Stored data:
———

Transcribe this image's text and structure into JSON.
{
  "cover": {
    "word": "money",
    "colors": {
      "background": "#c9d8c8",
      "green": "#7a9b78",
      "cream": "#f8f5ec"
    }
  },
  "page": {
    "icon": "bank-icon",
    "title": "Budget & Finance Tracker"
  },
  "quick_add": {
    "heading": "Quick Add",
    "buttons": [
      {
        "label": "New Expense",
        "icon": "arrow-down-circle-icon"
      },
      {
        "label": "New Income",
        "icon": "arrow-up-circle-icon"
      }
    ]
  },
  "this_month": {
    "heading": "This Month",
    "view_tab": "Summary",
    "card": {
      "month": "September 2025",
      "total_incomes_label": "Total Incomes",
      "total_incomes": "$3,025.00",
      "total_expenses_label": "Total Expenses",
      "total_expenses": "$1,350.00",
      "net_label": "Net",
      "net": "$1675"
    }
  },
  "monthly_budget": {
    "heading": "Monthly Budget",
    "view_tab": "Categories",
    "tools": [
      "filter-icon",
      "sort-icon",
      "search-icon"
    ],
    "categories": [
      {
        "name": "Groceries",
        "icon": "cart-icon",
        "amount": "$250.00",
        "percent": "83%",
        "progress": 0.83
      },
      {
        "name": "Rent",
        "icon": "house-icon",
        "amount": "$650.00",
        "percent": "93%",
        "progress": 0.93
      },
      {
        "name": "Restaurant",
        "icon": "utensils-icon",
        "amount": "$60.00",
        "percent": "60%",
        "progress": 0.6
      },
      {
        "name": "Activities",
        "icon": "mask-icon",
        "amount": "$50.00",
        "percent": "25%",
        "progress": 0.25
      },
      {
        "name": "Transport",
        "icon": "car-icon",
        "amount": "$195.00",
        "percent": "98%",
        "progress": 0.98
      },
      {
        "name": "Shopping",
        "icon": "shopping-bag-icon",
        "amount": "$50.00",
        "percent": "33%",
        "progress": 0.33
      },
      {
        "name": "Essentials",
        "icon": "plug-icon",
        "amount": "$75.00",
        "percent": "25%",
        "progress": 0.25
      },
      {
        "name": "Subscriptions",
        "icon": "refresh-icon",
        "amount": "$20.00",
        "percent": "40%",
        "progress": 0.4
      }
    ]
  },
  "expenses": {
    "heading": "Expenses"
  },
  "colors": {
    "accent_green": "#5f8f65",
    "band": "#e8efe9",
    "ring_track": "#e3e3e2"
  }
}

———

● What is needed: Send back each record exactly as it stands.

● Solution below:
Transcribe this image's text and structure into JSON.
{
  "cover": {
    "word": "money",
    "colors": {
      "background": "#c9d8c8",
      "green": "#7a9b78",
      "cream": "#f8f5ec"
    }
  },
  "page": {
    "icon": "bank-icon",
    "title": "Budget & Finance Tracker"
  },
  "quick_add": {
    "heading": "Quick Add",
    "buttons": [
      {
        "label": "New Expense",
        "icon": "arrow-down-circle-icon"
      },
      {
        "label": "New Income",
        "icon": "arrow-up-circle-icon"
      }
    ]
  },
  "this_month": {
    "heading": "This Month",
    "view_tab": "Summary",
    "card": {
      "month": "September 2025",
      "total_incomes_label": "Total Incomes",
      "total_incomes": "$3,025.00",
      "total_expenses_label": "Total Expenses",
      "total_expenses": "$1,350.00",
      "net_label": "Net",
      "net": "$1675"
    }
  },
  "monthly_budget": {
    "heading": "Monthly Budget",
    "view_tab": "Categories",
    "tools": [
      "filter-icon",
      "sort-icon",
      "search-icon"
    ],
    "categories": [
      {
        "name": "Groceries",
        "icon": "cart-icon",
        "amount": "$250.00",
        "percent": "83%",
        "progress": 0.83
      },
      {
        "name": "Rent",
        "icon": "house-icon",
        "amount": "$650.00",
        "percent": "93%",
        "progress": 0.93
      },
      {
        "name": "Restaurant",
        "icon": "utensils-icon",
        "amount": "$60.00",
        "percent": "60%",
        "progress": 0.6
      },
      {
        "name": "Activities",
        "icon": "mask-icon",
        "amount": "$50.00",
        "percent": "25%",
        "progress": 0.25
      },
      {
        "name": "Transport",
        "icon": "car-icon",
        "amount": "$195.00",
        "percent": "98%",
        "progress": 0.98
      },
      {
        "name": "Shopping",
        "icon": "shopping-bag-icon",
        "amount": "$50.00",
        "percent": "33%",
        "progress": 0.33
      },
      {
        "name": "Essentials",
        "icon": "plug-icon",
        "amount": "$75.00",
        "percent": "25%",
        "progress": 0.25
      },
      {
        "name": "Subscriptions",
        "icon": "refresh-icon",
        "amount": "$20.00",
        "percent": "40%",
        "progress": 0.4
      }
    ]
  },
  "expenses": {
    "heading": "Expenses"
  },
  "colors": {
    "accent_green": "#5f8f65",
    "band": "#e8efe9",
    "ring_track": "#e3e3e2"
  }
}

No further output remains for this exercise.